━━━ Extracted material

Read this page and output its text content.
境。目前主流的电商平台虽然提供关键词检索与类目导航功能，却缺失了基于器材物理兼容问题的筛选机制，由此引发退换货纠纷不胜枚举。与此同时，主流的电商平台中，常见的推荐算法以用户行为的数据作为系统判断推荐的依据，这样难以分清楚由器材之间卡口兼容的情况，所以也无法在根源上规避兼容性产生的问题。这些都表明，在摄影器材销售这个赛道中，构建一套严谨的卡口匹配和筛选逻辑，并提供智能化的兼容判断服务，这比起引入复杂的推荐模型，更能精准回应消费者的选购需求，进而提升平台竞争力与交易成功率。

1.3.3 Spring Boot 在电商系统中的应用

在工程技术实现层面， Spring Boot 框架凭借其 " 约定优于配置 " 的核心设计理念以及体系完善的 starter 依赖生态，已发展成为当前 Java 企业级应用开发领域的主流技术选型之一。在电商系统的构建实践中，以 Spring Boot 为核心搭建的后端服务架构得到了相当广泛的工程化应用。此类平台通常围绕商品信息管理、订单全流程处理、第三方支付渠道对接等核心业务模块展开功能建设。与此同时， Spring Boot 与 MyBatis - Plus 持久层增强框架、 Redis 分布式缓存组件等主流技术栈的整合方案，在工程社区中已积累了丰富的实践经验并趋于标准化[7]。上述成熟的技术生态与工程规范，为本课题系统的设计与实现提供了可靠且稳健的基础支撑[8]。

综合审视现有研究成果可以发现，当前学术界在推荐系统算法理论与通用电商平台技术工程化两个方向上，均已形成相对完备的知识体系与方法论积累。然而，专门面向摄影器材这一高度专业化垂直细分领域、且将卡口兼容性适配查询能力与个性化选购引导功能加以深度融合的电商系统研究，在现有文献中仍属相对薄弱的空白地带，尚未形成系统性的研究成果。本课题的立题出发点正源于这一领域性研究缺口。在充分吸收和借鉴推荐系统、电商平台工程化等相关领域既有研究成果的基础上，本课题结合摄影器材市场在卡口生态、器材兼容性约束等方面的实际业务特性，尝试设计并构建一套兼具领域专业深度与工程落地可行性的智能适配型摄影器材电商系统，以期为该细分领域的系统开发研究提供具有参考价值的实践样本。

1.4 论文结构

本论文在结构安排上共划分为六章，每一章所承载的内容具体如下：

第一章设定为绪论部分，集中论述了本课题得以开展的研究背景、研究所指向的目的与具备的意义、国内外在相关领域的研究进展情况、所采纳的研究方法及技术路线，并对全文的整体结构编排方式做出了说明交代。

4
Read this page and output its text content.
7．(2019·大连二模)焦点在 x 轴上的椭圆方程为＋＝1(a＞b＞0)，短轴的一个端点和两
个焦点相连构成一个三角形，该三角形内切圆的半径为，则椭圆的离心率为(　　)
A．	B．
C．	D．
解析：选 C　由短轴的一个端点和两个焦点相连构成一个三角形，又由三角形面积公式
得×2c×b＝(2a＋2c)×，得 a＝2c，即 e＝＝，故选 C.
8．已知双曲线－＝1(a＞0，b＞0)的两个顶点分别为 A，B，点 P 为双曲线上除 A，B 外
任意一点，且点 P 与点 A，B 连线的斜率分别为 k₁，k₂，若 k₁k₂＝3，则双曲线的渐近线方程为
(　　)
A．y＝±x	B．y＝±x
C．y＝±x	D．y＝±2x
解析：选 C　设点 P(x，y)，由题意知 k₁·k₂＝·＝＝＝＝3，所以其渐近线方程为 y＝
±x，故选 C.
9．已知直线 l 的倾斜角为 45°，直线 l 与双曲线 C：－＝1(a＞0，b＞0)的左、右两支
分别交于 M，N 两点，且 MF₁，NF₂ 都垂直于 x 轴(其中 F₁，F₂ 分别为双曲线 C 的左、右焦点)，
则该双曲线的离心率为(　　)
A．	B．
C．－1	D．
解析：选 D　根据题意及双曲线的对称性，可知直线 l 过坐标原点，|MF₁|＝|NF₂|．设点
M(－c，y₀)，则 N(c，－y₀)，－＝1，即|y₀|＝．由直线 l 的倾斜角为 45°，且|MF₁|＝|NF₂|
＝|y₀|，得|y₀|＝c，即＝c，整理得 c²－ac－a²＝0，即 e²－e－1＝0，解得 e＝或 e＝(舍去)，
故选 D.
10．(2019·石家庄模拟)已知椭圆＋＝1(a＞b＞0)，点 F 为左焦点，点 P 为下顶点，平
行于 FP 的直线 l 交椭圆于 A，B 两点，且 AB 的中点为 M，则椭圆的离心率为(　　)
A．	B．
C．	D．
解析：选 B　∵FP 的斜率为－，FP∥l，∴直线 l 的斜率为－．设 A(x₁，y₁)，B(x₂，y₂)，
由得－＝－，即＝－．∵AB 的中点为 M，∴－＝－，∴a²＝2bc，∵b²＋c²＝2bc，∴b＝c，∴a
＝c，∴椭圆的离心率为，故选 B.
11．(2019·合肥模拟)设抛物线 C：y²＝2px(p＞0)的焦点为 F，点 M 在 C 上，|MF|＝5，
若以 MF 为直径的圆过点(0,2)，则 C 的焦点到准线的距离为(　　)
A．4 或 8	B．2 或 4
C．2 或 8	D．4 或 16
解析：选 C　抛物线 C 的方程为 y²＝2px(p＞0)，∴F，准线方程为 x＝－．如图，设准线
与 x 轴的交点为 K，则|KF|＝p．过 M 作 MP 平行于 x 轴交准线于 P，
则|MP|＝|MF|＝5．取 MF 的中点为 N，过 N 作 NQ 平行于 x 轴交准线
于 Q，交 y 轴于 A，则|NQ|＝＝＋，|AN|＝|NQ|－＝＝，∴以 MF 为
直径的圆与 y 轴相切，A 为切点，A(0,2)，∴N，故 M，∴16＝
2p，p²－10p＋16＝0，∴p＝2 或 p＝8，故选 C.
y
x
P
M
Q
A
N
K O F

━━━━━━

• Aim: Your answer should be a single number: the count of lines holding the word "与此同时".

• The reply: 2